Data tied to figure images
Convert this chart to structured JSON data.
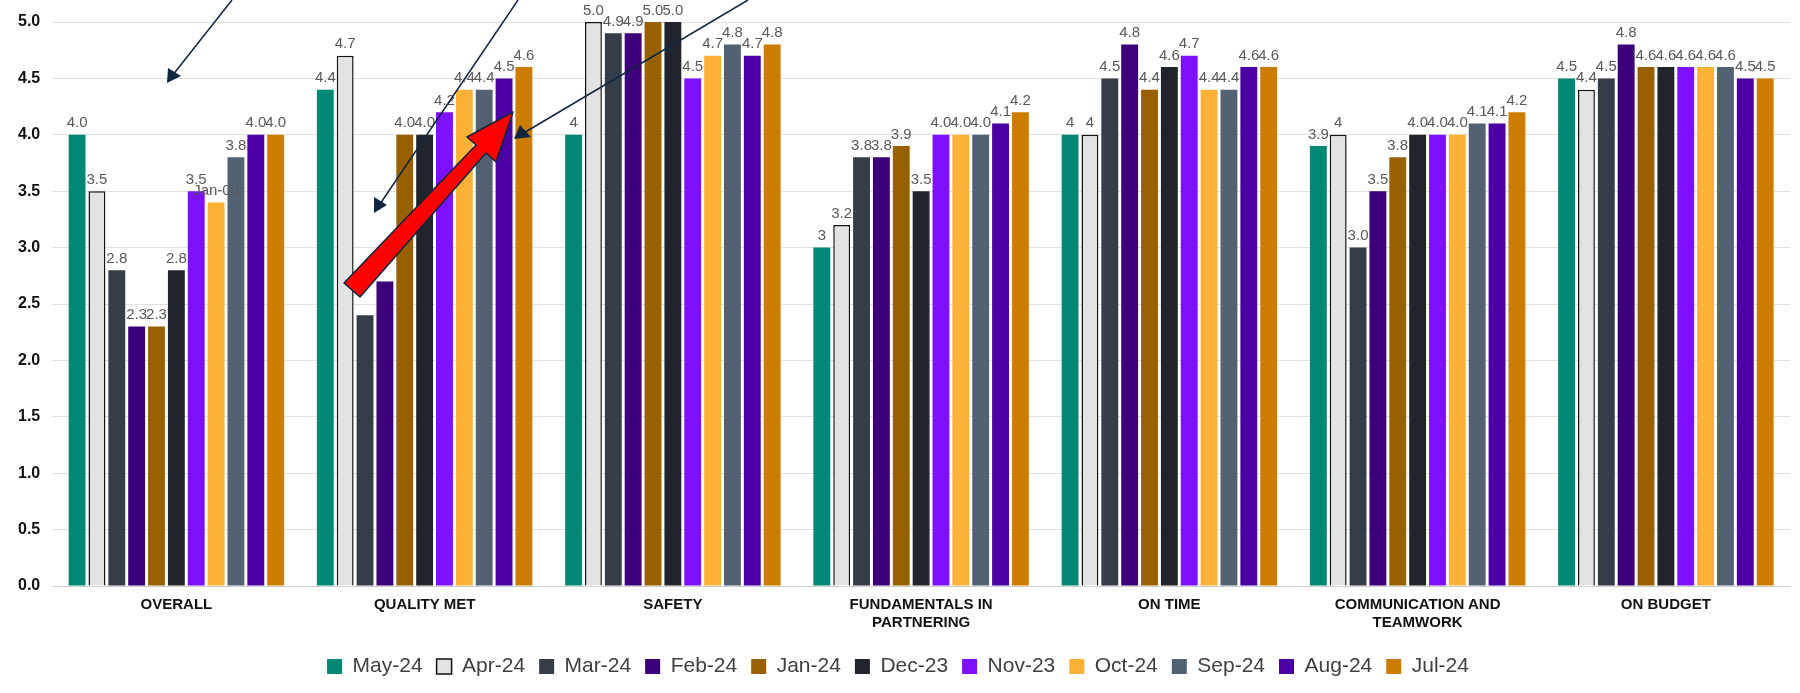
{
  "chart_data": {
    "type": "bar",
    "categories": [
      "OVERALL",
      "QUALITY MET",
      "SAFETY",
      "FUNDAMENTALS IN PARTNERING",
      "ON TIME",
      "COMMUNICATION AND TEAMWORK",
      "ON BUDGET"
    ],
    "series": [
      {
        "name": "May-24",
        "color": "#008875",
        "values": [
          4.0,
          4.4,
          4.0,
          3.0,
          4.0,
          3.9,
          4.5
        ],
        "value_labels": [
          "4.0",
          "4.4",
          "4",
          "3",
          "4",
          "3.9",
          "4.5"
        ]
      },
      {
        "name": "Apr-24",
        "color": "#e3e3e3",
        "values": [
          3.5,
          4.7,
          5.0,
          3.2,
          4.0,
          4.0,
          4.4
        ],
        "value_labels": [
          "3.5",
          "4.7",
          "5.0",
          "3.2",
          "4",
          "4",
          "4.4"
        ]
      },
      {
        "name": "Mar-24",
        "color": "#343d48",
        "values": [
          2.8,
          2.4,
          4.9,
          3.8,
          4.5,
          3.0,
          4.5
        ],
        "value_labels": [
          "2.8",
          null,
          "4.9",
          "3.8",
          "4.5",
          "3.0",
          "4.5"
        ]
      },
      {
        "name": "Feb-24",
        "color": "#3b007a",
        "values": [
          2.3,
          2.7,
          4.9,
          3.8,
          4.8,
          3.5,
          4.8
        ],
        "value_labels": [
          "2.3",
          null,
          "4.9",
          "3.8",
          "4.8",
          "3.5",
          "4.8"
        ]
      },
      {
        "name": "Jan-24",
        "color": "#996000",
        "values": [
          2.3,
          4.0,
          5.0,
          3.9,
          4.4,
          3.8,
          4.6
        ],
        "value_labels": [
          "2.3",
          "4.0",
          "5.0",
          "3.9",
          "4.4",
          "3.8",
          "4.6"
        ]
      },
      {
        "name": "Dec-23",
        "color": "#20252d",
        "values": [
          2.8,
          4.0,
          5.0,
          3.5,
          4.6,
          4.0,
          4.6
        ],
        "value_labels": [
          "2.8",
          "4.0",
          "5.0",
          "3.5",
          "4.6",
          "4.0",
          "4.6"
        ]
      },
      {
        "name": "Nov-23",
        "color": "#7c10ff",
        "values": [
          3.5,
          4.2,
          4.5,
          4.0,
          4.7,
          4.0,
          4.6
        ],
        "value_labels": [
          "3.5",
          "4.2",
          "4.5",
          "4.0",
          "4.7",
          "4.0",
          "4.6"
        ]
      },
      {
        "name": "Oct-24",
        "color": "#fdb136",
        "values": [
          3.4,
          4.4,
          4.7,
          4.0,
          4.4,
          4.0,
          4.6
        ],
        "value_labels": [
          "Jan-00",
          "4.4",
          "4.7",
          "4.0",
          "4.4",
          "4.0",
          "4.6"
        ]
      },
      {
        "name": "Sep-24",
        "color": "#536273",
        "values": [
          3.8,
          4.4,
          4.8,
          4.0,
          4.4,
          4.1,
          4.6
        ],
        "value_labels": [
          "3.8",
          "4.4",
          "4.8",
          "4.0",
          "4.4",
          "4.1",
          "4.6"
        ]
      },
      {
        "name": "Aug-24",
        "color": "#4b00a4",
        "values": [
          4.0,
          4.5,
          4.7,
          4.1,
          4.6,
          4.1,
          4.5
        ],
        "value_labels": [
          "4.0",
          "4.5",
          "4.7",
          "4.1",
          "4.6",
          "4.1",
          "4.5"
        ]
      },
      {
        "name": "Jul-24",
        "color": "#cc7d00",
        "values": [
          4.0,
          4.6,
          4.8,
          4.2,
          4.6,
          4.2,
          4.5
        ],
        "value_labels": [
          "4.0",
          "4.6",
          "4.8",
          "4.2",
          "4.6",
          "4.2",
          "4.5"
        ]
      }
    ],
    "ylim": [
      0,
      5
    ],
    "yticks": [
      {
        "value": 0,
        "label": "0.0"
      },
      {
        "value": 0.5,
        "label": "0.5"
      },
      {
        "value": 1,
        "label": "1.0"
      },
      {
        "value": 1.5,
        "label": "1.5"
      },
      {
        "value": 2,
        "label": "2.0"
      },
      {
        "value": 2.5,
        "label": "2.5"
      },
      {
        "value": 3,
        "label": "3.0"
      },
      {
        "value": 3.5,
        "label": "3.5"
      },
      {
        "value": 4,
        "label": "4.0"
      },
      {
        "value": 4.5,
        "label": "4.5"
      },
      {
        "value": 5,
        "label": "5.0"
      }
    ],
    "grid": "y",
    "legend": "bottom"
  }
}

• **Work instructions**
Reproduce each record from above exactly; pictures do not belong in the copy.

• **Exercise output**
Convert this chart to structured JSON data.
{
  "chart_data": {
    "type": "bar",
    "categories": [
      "OVERALL",
      "QUALITY MET",
      "SAFETY",
      "FUNDAMENTALS IN PARTNERING",
      "ON TIME",
      "COMMUNICATION AND TEAMWORK",
      "ON BUDGET"
    ],
    "series": [
      {
        "name": "May-24",
        "color": "#008875",
        "values": [
          4.0,
          4.4,
          4.0,
          3.0,
          4.0,
          3.9,
          4.5
        ],
        "value_labels": [
          "4.0",
          "4.4",
          "4",
          "3",
          "4",
          "3.9",
          "4.5"
        ]
      },
      {
        "name": "Apr-24",
        "color": "#e3e3e3",
        "values": [
          3.5,
          4.7,
          5.0,
          3.2,
          4.0,
          4.0,
          4.4
        ],
        "value_labels": [
          "3.5",
          "4.7",
          "5.0",
          "3.2",
          "4",
          "4",
          "4.4"
        ]
      },
      {
        "name": "Mar-24",
        "color": "#343d48",
        "values": [
          2.8,
          2.4,
          4.9,
          3.8,
          4.5,
          3.0,
          4.5
        ],
        "value_labels": [
          "2.8",
          null,
          "4.9",
          "3.8",
          "4.5",
          "3.0",
          "4.5"
        ]
      },
      {
        "name": "Feb-24",
        "color": "#3b007a",
        "values": [
          2.3,
          2.7,
          4.9,
          3.8,
          4.8,
          3.5,
          4.8
        ],
        "value_labels": [
          "2.3",
          null,
          "4.9",
          "3.8",
          "4.8",
          "3.5",
          "4.8"
        ]
      },
      {
        "name": "Jan-24",
        "color": "#996000",
        "values": [
          2.3,
          4.0,
          5.0,
          3.9,
          4.4,
          3.8,
          4.6
        ],
        "value_labels": [
          "2.3",
          "4.0",
          "5.0",
          "3.9",
          "4.4",
          "3.8",
          "4.6"
        ]
      },
      {
        "name": "Dec-23",
        "color": "#20252d",
        "values": [
          2.8,
          4.0,
          5.0,
          3.5,
          4.6,
          4.0,
          4.6
        ],
        "value_labels": [
          "2.8",
          "4.0",
          "5.0",
          "3.5",
          "4.6",
          "4.0",
          "4.6"
        ]
      },
      {
        "name": "Nov-23",
        "color": "#7c10ff",
        "values": [
          3.5,
          4.2,
          4.5,
          4.0,
          4.7,
          4.0,
          4.6
        ],
        "value_labels": [
          "3.5",
          "4.2",
          "4.5",
          "4.0",
          "4.7",
          "4.0",
          "4.6"
        ]
      },
      {
        "name": "Oct-24",
        "color": "#fdb136",
        "values": [
          3.4,
          4.4,
          4.7,
          4.0,
          4.4,
          4.0,
          4.6
        ],
        "value_labels": [
          "Jan-00",
          "4.4",
          "4.7",
          "4.0",
          "4.4",
          "4.0",
          "4.6"
        ]
      },
      {
        "name": "Sep-24",
        "color": "#536273",
        "values": [
          3.8,
          4.4,
          4.8,
          4.0,
          4.4,
          4.1,
          4.6
        ],
        "value_labels": [
          "3.8",
          "4.4",
          "4.8",
          "4.0",
          "4.4",
          "4.1",
          "4.6"
        ]
      },
      {
        "name": "Aug-24",
        "color": "#4b00a4",
        "values": [
          4.0,
          4.5,
          4.7,
          4.1,
          4.6,
          4.1,
          4.5
        ],
        "value_labels": [
          "4.0",
          "4.5",
          "4.7",
          "4.1",
          "4.6",
          "4.1",
          "4.5"
        ]
      },
      {
        "name": "Jul-24",
        "color": "#cc7d00",
        "values": [
          4.0,
          4.6,
          4.8,
          4.2,
          4.6,
          4.2,
          4.5
        ],
        "value_labels": [
          "4.0",
          "4.6",
          "4.8",
          "4.2",
          "4.6",
          "4.2",
          "4.5"
        ]
      }
    ],
    "ylim": [
      0,
      5
    ],
    "yticks": [
      {
        "value": 0,
        "label": "0.0"
      },
      {
        "value": 0.5,
        "label": "0.5"
      },
      {
        "value": 1,
        "label": "1.0"
      },
      {
        "value": 1.5,
        "label": "1.5"
      },
      {
        "value": 2,
        "label": "2.0"
      },
      {
        "value": 2.5,
        "label": "2.5"
      },
      {
        "value": 3,
        "label": "3.0"
      },
      {
        "value": 3.5,
        "label": "3.5"
      },
      {
        "value": 4,
        "label": "4.0"
      },
      {
        "value": 4.5,
        "label": "4.5"
      },
      {
        "value": 5,
        "label": "5.0"
      }
    ],
    "grid": "y",
    "legend": "bottom"
  }
}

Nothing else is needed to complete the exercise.